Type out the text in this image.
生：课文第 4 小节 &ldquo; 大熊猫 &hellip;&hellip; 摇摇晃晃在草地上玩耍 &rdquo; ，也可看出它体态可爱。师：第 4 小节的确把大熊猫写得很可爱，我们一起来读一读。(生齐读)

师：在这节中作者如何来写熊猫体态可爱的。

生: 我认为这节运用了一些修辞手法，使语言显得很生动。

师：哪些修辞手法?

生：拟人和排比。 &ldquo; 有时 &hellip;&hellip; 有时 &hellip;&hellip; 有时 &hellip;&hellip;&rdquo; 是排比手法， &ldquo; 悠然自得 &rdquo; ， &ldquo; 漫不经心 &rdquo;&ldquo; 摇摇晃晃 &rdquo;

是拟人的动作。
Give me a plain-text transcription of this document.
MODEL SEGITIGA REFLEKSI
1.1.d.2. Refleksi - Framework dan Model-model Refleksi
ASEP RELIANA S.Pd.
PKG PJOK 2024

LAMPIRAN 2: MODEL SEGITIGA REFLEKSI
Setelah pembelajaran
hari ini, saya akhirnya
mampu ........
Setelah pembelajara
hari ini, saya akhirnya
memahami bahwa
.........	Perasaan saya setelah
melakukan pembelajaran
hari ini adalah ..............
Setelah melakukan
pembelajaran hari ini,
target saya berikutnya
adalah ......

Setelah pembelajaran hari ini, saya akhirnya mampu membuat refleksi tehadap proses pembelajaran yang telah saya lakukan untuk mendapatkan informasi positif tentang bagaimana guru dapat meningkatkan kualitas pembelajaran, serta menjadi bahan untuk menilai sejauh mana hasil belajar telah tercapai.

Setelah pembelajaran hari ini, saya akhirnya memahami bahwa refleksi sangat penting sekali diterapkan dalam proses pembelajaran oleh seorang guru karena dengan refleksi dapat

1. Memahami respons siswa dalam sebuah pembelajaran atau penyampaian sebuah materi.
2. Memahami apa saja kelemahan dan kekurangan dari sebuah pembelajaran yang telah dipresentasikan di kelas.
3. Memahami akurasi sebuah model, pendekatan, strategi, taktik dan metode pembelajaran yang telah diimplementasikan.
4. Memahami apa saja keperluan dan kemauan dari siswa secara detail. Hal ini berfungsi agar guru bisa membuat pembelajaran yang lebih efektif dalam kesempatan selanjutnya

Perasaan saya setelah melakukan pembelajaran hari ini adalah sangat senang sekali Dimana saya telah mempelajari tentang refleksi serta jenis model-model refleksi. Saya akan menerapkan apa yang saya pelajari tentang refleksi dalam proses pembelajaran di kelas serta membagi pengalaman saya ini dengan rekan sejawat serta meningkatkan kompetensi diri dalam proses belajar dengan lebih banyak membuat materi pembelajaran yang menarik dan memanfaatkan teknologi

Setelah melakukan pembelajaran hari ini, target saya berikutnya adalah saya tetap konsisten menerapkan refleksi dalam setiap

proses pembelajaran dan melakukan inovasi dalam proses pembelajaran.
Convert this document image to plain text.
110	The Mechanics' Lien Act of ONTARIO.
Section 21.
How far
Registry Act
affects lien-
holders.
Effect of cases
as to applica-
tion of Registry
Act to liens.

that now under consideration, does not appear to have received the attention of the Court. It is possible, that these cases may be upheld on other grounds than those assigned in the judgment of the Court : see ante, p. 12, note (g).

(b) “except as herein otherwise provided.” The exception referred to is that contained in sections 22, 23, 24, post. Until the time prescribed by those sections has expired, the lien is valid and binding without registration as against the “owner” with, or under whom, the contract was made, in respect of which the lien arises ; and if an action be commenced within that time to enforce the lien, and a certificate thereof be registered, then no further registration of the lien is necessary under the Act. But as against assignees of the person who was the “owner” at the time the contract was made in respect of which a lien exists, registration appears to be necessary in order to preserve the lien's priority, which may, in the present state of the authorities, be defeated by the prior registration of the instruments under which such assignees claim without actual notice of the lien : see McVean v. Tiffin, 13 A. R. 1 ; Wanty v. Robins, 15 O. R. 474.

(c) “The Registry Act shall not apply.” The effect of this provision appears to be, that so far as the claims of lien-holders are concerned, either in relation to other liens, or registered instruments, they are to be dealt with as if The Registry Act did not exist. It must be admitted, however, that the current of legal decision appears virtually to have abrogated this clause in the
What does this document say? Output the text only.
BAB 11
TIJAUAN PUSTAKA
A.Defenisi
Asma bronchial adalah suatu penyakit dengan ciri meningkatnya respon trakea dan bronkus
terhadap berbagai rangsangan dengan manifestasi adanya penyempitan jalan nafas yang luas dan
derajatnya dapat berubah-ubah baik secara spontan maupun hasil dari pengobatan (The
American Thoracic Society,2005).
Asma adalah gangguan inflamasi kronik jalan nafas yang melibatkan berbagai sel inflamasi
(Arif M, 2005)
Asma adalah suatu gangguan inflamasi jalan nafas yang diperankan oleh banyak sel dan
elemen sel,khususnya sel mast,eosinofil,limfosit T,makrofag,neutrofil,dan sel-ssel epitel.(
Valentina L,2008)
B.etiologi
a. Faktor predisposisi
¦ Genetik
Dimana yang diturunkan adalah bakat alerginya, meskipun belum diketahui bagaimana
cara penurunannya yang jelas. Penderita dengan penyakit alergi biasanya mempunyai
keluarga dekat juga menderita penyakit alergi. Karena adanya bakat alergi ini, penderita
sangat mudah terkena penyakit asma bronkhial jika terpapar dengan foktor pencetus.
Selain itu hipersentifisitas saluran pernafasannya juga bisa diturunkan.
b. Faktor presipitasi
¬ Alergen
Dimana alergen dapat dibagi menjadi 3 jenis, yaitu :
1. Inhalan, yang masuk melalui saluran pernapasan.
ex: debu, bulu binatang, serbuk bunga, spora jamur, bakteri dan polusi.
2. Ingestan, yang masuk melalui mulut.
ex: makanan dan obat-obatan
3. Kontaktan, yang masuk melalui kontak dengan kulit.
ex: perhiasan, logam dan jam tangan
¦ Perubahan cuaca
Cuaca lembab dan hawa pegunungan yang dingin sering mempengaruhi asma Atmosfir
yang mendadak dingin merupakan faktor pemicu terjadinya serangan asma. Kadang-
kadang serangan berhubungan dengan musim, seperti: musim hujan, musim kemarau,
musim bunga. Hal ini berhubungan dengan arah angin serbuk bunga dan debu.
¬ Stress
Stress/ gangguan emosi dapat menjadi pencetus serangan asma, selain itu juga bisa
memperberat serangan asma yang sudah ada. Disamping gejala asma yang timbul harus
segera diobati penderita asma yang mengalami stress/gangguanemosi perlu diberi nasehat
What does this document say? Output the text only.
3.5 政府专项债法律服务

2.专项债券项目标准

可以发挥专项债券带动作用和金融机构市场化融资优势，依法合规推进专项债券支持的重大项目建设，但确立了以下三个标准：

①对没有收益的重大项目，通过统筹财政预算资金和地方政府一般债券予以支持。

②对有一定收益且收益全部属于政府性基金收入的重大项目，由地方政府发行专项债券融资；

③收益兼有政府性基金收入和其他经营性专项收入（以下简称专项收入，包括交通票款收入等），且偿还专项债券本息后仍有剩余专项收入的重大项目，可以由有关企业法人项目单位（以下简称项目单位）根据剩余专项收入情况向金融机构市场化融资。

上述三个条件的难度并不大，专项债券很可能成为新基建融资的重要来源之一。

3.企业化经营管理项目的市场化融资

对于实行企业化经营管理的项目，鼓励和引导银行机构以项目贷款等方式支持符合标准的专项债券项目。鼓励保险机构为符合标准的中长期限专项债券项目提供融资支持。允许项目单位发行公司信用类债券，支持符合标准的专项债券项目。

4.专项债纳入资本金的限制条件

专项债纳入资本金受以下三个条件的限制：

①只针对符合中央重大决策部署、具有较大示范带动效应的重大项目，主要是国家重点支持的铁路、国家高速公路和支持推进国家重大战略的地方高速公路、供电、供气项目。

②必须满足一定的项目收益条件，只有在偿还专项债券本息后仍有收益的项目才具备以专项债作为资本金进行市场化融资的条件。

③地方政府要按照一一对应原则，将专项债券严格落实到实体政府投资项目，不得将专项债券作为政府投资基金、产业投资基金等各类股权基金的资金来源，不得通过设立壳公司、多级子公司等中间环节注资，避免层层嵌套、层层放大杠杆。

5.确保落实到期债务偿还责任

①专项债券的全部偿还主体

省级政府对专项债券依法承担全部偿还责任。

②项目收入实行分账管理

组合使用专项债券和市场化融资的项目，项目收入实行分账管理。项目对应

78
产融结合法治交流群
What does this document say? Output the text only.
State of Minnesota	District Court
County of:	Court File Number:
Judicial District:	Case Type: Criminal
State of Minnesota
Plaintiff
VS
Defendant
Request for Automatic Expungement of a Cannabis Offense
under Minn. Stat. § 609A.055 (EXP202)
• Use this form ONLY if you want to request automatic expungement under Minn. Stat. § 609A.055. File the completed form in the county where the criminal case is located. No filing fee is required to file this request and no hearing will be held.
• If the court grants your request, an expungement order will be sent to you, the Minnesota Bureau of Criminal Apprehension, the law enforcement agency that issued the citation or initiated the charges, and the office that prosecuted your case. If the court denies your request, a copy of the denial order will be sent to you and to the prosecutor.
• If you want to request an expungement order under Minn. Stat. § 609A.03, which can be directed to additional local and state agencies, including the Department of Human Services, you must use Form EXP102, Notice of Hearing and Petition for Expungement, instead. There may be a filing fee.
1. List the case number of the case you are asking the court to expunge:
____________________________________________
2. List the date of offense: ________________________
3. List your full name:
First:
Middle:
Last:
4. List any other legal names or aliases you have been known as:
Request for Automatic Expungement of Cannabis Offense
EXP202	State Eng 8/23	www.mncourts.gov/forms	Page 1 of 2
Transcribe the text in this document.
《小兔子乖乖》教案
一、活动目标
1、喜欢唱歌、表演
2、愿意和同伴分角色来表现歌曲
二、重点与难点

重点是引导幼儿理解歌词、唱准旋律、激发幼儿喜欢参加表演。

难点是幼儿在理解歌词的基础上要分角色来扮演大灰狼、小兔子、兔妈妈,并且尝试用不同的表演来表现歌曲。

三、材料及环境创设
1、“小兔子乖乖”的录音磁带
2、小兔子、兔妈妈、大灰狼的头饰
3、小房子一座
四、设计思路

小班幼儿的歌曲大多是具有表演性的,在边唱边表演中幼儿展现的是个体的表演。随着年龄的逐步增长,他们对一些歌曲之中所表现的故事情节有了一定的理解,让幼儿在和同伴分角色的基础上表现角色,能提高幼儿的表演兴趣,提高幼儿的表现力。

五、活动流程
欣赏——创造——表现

* * * * * * * * *

| Task instructions |
Say how many lines in this material hold "menjadi", and say nothing else.

| Output |
3